[PROBLEM DETAILS]:
Return all of the data exactly, with nothing left out but the pictures.

[STORED RECORDS]:
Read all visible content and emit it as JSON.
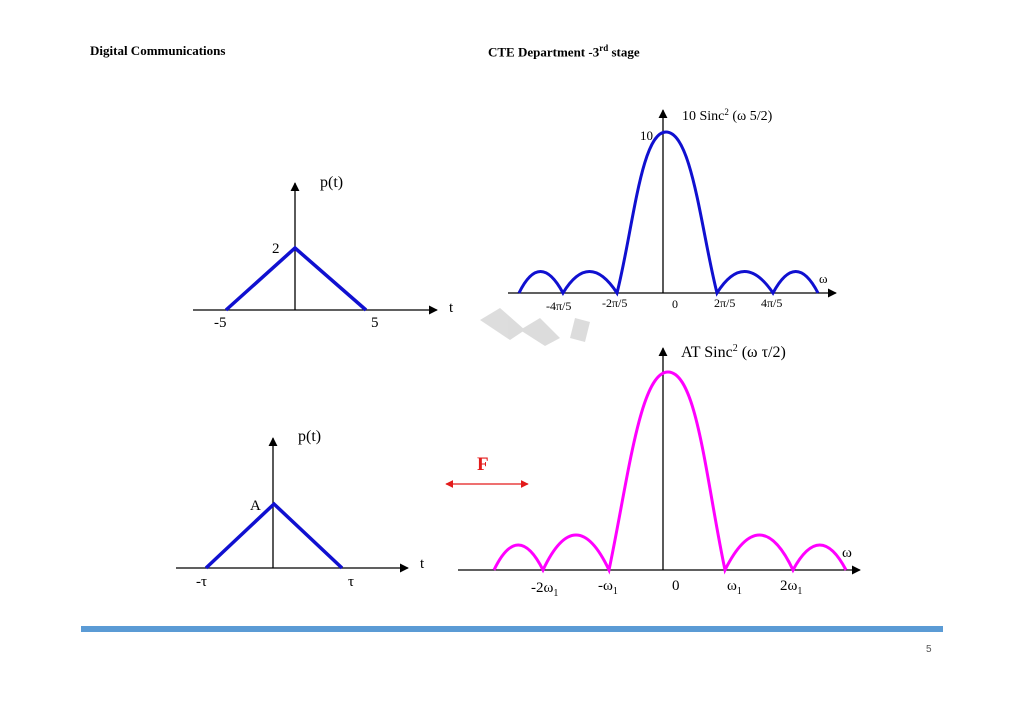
{
  "header": {
    "left": "Digital Communications",
    "right_prefix": "CTE Department -3",
    "right_sup": "rd",
    "right_suffix": " stage"
  },
  "plots": {
    "top_time": {
      "ylabel": "p(t)",
      "xlabel": "t",
      "peak": "2",
      "ticks": [
        "-5",
        "5"
      ]
    },
    "top_freq": {
      "title_prefix": "10 Sinc",
      "title_sup": "2",
      "title_suffix": " (ω 5/2)",
      "peak": "10",
      "xlabel": "ω",
      "ticks": [
        "-4π/5",
        "-2π/5",
        "0",
        "2π/5",
        "4π/5"
      ]
    },
    "bottom_time": {
      "ylabel": "p(t)",
      "xlabel": "t",
      "peak": "A",
      "ticks": [
        "-τ",
        "τ"
      ]
    },
    "bottom_freq": {
      "title_prefix": "AT Sinc",
      "title_sup": "2",
      "title_suffix": " (ω τ/2)",
      "xlabel": "ω",
      "ticks_main": [
        "-2ω",
        "-ω",
        "0",
        "ω",
        "2ω"
      ],
      "tick_subscripts": [
        "1",
        "1",
        "",
        "1",
        "1"
      ]
    },
    "transform_label": "F"
  },
  "colors": {
    "blue": "#1010d0",
    "magenta": "#ff00ff",
    "arrow": "#e31b1b",
    "footer": "#5b9bd5"
  },
  "footer": {
    "page_number": "5"
  }
}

[SOLUTION BELOW]:
Read all visible content and emit it as JSON.
{
  "header": {
    "left": "Digital Communications",
    "right_prefix": "CTE Department -3",
    "right_sup": "rd",
    "right_suffix": " stage"
  },
  "plots": {
    "top_time": {
      "ylabel": "p(t)",
      "xlabel": "t",
      "peak": "2",
      "ticks": [
        "-5",
        "5"
      ]
    },
    "top_freq": {
      "title_prefix": "10 Sinc",
      "title_sup": "2",
      "title_suffix": " (ω 5/2)",
      "peak": "10",
      "xlabel": "ω",
      "ticks": [
        "-4π/5",
        "-2π/5",
        "0",
        "2π/5",
        "4π/5"
      ]
    },
    "bottom_time": {
      "ylabel": "p(t)",
      "xlabel": "t",
      "peak": "A",
      "ticks": [
        "-τ",
        "τ"
      ]
    },
    "bottom_freq": {
      "title_prefix": "AT Sinc",
      "title_sup": "2",
      "title_suffix": " (ω τ/2)",
      "xlabel": "ω",
      "ticks_main": [
        "-2ω",
        "-ω",
        "0",
        "ω",
        "2ω"
      ],
      "tick_subscripts": [
        "1",
        "1",
        "",
        "1",
        "1"
      ]
    },
    "transform_label": "F"
  },
  "colors": {
    "blue": "#1010d0",
    "magenta": "#ff00ff",
    "arrow": "#e31b1b",
    "footer": "#5b9bd5"
  },
  "footer": {
    "page_number": "5"
  }
}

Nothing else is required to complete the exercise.